Tasks to carry out »
#1 Please write out the Old P.S. 399 text from "I am forever" to "walk in greatness.", swapping "grateful" for "thankful".
#2 List the people from elementary school whom the Old P.S. 399 text says the writer is still in touch with.
[Start of Text]
The Village of Old P.S. 399
Not too many people my age can say that they are still in touch with their principal, assistant principal and teachers from their elementary school. Well, I am blessed to say that I am one of those people. They are my village. They helped to shape me into the woman that I am today. I am a proud Black woman because of what they instilled in me.
I am forever grateful to have sat at their feet and soaked up every bit of information they shared. I will forever speak their names because I, and thousands of other children in Flatbush, Brooklyn New York were taught that we are a proud people, destined to walk in greatness.
[End of Text]
[Start of Records supplied]
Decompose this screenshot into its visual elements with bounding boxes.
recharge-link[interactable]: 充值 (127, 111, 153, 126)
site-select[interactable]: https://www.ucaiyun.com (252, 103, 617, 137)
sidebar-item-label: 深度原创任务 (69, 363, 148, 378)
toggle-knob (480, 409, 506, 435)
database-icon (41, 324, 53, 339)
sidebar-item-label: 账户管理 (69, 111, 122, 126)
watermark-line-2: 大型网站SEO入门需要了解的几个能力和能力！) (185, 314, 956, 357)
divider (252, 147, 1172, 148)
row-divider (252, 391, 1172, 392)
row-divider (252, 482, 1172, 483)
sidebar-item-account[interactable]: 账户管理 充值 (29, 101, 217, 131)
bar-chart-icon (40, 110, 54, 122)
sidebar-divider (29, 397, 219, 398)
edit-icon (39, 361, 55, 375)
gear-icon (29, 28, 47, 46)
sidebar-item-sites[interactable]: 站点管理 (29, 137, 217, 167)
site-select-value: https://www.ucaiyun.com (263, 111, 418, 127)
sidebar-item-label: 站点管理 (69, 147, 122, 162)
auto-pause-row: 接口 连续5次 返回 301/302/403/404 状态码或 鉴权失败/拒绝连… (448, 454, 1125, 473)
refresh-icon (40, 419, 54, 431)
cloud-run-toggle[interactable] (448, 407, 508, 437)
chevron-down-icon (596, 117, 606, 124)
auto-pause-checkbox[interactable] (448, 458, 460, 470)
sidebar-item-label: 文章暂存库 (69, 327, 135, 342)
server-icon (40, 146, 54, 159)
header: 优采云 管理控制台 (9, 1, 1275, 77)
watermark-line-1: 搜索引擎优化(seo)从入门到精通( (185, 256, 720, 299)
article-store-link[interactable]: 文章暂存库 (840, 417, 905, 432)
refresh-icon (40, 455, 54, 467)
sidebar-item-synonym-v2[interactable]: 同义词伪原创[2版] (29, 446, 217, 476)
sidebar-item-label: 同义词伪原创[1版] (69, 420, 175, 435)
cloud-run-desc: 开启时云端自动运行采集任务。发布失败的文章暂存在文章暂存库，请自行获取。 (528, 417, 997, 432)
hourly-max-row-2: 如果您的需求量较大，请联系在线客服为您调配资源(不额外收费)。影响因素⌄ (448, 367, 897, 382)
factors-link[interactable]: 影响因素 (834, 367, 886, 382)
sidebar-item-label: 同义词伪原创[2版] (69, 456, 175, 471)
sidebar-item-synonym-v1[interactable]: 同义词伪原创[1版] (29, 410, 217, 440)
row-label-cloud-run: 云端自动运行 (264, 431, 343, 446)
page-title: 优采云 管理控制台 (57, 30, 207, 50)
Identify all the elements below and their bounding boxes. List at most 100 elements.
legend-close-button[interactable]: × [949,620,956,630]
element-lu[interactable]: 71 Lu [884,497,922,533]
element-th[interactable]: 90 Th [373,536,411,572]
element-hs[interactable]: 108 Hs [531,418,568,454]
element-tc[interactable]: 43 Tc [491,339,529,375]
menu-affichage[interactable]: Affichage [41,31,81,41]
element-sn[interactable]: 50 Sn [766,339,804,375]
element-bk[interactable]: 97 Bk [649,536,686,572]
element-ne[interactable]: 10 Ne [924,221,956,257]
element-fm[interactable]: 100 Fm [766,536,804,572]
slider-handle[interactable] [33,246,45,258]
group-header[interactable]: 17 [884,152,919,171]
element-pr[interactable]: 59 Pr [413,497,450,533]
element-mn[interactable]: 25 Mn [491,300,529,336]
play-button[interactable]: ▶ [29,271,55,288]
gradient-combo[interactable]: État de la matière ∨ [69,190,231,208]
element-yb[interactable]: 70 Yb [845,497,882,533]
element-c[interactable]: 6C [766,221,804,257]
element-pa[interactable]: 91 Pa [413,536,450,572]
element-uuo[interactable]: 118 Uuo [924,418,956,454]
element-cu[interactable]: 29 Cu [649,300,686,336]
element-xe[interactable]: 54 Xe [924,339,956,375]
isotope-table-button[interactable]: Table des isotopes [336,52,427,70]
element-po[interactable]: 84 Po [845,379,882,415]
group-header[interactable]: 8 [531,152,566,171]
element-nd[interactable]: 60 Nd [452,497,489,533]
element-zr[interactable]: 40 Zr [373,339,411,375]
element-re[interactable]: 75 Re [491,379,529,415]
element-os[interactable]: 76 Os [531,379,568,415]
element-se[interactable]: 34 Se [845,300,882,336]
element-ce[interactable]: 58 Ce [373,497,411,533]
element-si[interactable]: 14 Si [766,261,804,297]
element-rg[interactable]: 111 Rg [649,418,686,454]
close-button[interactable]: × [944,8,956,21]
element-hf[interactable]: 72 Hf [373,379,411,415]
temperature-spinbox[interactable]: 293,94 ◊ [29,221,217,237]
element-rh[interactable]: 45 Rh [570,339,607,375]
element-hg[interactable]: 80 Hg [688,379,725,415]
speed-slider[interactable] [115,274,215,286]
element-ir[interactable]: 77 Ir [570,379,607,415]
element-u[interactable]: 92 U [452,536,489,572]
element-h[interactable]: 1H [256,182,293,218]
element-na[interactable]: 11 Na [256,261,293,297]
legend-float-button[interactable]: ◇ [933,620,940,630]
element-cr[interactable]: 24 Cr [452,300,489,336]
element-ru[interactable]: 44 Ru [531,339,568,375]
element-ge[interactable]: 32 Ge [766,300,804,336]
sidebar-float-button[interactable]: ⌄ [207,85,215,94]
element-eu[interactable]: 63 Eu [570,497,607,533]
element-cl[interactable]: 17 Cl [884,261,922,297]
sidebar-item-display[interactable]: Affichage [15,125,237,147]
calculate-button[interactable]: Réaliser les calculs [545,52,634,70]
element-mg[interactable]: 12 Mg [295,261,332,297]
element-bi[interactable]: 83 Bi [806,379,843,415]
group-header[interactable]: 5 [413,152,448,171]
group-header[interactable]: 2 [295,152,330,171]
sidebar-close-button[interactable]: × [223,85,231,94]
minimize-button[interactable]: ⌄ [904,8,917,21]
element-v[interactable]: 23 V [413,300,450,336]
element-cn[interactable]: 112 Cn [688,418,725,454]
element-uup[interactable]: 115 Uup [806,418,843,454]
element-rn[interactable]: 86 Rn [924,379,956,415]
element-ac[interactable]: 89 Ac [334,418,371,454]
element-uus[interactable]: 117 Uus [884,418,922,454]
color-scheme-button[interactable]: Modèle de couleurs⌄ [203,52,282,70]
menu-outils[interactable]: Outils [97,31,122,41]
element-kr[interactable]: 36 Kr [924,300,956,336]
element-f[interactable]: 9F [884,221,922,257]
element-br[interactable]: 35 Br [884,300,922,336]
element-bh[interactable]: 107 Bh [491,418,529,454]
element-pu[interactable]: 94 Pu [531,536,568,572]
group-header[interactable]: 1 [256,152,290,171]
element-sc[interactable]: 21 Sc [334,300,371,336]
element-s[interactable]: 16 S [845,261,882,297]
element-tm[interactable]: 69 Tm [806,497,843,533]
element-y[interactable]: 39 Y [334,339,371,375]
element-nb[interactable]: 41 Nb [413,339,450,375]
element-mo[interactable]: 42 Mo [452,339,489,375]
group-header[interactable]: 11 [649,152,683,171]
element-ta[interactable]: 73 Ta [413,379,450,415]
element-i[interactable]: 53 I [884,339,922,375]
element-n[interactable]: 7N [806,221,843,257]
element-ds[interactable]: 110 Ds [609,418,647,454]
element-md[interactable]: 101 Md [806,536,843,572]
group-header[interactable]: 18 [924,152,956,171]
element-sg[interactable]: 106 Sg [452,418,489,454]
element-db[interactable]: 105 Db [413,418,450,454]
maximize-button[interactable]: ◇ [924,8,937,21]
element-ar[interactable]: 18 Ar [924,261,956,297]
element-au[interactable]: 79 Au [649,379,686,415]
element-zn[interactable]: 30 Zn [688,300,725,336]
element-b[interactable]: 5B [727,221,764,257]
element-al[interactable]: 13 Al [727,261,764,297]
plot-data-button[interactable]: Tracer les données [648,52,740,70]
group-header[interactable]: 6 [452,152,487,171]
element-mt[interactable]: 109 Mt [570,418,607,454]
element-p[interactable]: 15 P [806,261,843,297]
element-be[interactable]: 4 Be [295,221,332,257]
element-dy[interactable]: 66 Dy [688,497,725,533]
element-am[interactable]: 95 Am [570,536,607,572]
[End of Records supplied]
In response »
#1
I am forever thankful to have sat at their feet and soaked up every bit of information they shared. I will forever speak their names because I, and thousands of other children in Flatbush, Brooklyn New York were taught that we are a proud people, destined to walk in greatness.

#2 Principal, assistant principal, teachers